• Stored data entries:
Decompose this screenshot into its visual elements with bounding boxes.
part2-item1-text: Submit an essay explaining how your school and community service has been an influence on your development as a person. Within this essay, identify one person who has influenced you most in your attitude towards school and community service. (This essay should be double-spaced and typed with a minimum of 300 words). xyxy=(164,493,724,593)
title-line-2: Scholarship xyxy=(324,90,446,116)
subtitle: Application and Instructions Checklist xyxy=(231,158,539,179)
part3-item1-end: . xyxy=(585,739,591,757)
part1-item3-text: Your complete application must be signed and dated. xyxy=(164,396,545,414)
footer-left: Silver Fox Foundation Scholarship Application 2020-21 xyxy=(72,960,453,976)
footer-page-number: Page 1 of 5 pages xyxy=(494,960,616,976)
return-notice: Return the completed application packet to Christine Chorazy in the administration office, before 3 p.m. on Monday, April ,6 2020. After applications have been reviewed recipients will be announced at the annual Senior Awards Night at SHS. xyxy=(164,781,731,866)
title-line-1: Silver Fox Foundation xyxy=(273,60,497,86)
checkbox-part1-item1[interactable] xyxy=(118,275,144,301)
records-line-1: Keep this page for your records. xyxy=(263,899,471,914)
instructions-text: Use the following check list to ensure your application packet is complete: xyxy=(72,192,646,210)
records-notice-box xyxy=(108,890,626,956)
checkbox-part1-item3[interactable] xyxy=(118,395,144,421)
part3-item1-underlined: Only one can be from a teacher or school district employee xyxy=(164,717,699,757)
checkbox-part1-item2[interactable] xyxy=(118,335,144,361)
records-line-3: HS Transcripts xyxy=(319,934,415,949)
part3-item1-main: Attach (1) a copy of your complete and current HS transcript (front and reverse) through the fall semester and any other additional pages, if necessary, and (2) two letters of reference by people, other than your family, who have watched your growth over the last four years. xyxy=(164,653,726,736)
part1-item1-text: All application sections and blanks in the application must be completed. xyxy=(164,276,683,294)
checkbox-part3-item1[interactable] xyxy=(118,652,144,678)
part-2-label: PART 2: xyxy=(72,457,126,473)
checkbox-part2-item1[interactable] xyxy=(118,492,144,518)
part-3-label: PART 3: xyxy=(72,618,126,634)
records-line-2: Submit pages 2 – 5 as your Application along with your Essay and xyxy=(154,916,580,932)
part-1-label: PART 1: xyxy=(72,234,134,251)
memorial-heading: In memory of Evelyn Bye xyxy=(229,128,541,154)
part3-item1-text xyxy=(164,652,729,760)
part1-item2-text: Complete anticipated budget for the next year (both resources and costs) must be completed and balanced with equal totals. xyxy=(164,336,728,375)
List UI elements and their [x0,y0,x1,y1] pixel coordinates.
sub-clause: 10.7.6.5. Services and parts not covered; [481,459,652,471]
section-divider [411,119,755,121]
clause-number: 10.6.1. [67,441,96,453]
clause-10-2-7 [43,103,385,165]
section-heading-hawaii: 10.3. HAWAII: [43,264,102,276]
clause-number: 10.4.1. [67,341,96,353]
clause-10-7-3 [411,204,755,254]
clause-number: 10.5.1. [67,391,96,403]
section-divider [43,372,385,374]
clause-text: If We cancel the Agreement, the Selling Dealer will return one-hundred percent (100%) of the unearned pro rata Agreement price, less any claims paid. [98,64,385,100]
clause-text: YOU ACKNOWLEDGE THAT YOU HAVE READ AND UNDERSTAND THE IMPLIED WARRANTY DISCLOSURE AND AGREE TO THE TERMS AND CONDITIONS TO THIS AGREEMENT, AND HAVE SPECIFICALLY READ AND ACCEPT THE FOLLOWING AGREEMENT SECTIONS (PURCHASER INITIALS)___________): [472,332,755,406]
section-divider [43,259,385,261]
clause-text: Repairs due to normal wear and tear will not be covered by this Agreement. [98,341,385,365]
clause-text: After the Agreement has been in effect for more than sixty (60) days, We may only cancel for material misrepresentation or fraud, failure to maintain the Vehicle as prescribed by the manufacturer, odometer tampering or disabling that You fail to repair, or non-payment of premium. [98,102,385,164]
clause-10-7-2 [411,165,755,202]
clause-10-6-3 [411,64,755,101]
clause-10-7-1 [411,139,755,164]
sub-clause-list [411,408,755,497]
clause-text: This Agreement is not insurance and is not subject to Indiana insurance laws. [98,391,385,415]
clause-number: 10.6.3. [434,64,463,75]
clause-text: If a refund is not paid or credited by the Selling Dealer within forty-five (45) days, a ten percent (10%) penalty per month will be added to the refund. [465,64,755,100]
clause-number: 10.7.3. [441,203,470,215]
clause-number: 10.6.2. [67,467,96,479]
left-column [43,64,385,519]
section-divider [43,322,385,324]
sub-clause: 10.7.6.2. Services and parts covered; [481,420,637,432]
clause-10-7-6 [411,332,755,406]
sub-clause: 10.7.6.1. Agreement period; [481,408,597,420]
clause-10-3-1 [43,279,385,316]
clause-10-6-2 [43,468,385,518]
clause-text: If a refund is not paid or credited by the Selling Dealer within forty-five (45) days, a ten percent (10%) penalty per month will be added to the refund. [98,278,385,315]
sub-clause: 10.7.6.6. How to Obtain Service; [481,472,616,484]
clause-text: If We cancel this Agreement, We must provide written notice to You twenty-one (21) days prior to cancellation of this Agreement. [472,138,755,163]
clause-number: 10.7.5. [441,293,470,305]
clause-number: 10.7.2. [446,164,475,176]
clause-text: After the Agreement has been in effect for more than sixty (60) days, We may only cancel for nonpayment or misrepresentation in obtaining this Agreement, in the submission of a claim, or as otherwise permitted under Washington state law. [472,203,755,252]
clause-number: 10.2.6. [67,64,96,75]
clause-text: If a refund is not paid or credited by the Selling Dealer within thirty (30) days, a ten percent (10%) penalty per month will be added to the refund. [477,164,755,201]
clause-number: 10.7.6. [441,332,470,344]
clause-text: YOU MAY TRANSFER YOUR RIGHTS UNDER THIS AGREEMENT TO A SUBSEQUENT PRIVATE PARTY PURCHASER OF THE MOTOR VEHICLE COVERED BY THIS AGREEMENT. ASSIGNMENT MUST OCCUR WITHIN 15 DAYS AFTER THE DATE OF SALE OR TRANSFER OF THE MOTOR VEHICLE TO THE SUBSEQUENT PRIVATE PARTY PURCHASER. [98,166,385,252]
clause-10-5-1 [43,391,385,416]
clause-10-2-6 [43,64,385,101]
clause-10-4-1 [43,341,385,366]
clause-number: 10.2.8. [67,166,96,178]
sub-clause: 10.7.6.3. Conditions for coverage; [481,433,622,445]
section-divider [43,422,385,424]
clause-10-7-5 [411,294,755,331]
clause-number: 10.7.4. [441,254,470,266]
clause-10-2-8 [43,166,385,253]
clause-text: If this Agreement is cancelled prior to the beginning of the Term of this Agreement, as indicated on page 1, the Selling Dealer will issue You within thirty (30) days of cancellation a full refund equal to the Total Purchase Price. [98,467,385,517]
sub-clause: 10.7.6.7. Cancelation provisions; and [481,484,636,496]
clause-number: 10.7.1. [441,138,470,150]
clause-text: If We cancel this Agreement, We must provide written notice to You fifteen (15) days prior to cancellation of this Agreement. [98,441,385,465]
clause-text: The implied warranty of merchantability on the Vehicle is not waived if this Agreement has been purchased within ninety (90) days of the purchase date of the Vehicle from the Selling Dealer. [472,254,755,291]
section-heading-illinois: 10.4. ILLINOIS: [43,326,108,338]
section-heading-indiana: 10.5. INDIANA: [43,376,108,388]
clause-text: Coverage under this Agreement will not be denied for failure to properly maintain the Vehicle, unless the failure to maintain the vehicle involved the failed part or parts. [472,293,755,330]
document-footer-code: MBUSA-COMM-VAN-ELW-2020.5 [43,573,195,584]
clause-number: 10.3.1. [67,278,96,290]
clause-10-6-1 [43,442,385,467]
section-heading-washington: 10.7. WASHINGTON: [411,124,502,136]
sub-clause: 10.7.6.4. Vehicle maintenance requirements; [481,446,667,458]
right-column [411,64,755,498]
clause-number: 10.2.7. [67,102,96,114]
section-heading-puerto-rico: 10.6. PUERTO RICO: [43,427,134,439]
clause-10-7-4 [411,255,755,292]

• SHORT EXERCISE: Quote the listing verbatim from its first line through the line containing "records-line-1: Keep this", including both of those lines.

• RESPONSE:
Decompose this screenshot into its visual elements with bounding boxes.
part2-item1-text: Submit an essay explaining how your school and community service has been an influence on your development as a person. Within this essay, identify one person who has influenced you most in your attitude towards school and community service. (This essay should be double-spaced and typed with a minimum of 300 words). xyxy=(164,493,724,593)
title-line-2: Scholarship xyxy=(324,90,446,116)
subtitle: Application and Instructions Checklist xyxy=(231,158,539,179)
part3-item1-end: . xyxy=(585,739,591,757)
part1-item3-text: Your complete application must be signed and dated. xyxy=(164,396,545,414)
footer-left: Silver Fox Foundation Scholarship Application 2020-21 xyxy=(72,960,453,976)
footer-page-number: Page 1 of 5 pages xyxy=(494,960,616,976)
return-notice: Return the completed application packet to Christine Chorazy in the administration office, before 3 p.m. on Monday, April ,6 2020. After applications have been reviewed recipients will be announced at the annual Senior Awards Night at SHS. xyxy=(164,781,731,866)
title-line-1: Silver Fox Foundation xyxy=(273,60,497,86)
checkbox-part1-item1[interactable] xyxy=(118,275,144,301)
records-line-1: Keep this page for your records. xyxy=(263,899,471,914)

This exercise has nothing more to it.